**EXERCISE AIM:** Drop the images; return everything else in the listing below exactly.

start EXTRACTED MATERIAL

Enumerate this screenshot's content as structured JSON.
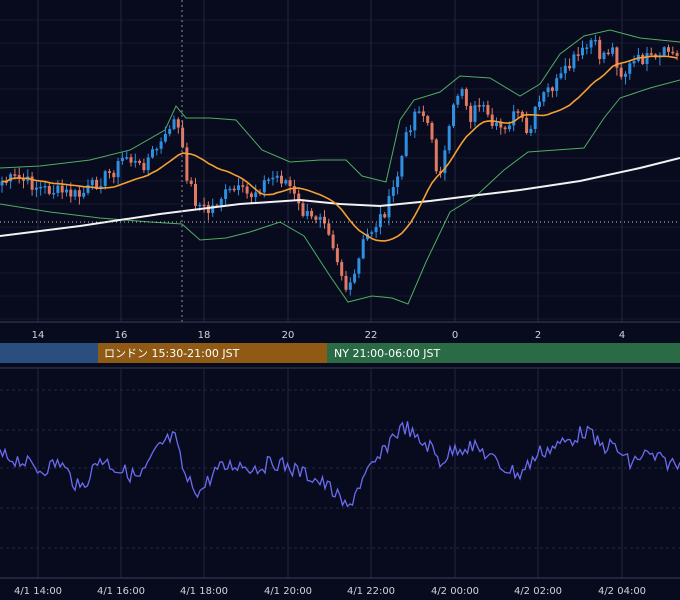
{
  "colors": {
    "background": "#080a1e",
    "grid": "#23283f",
    "candle_up": "#2f8fe0",
    "candle_down": "#e07a63",
    "sma_short": "#f5a033",
    "sma_long": "#f2f2f2",
    "bollinger": "#4fae5f",
    "oscillator": "#6a6cf0",
    "crosshair": "#8b8fa3",
    "session_tokyo": "#2a4f7f",
    "session_london": "#8e5a14",
    "session_ny": "#2a6a45"
  },
  "sessions": [
    {
      "key": "tokyo",
      "label": ""
    },
    {
      "key": "london",
      "label": "ロンドン 15:30-21:00 JST"
    },
    {
      "key": "ny",
      "label": "NY 21:00-06:00 JST"
    }
  ],
  "chart_data": [
    {
      "type": "candlestick",
      "title": "",
      "x_ticks": [
        "14",
        "16",
        "18",
        "20",
        "22",
        "0",
        "2",
        "4"
      ],
      "overlays": [
        "moving-average-short",
        "moving-average-long",
        "bollinger-bands"
      ],
      "grid": true,
      "crosshair_at": "17:30"
    },
    {
      "type": "line",
      "title": "",
      "x_ticks": [
        "4/1 14:00",
        "4/1 16:00",
        "4/1 18:00",
        "4/1 20:00",
        "4/1 22:00",
        "4/2 00:00",
        "4/2 02:00",
        "4/2 04:00"
      ],
      "grid": true
    }
  ]
}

end EXTRACTED MATERIAL

**REPLY:**
Enumerate this screenshot's content as structured JSON.
{
  "colors": {
    "background": "#080a1e",
    "grid": "#23283f",
    "candle_up": "#2f8fe0",
    "candle_down": "#e07a63",
    "sma_short": "#f5a033",
    "sma_long": "#f2f2f2",
    "bollinger": "#4fae5f",
    "oscillator": "#6a6cf0",
    "crosshair": "#8b8fa3",
    "session_tokyo": "#2a4f7f",
    "session_london": "#8e5a14",
    "session_ny": "#2a6a45"
  },
  "sessions": [
    {
      "key": "tokyo",
      "label": ""
    },
    {
      "key": "london",
      "label": "ロンドン 15:30-21:00 JST"
    },
    {
      "key": "ny",
      "label": "NY 21:00-06:00 JST"
    }
  ],
  "chart_data": [
    {
      "type": "candlestick",
      "title": "",
      "x_ticks": [
        "14",
        "16",
        "18",
        "20",
        "22",
        "0",
        "2",
        "4"
      ],
      "overlays": [
        "moving-average-short",
        "moving-average-long",
        "bollinger-bands"
      ],
      "grid": true,
      "crosshair_at": "17:30"
    },
    {
      "type": "line",
      "title": "",
      "x_ticks": [
        "4/1 14:00",
        "4/1 16:00",
        "4/1 18:00",
        "4/1 20:00",
        "4/1 22:00",
        "4/2 00:00",
        "4/2 02:00",
        "4/2 04:00"
      ],
      "grid": true
    }
  ]
}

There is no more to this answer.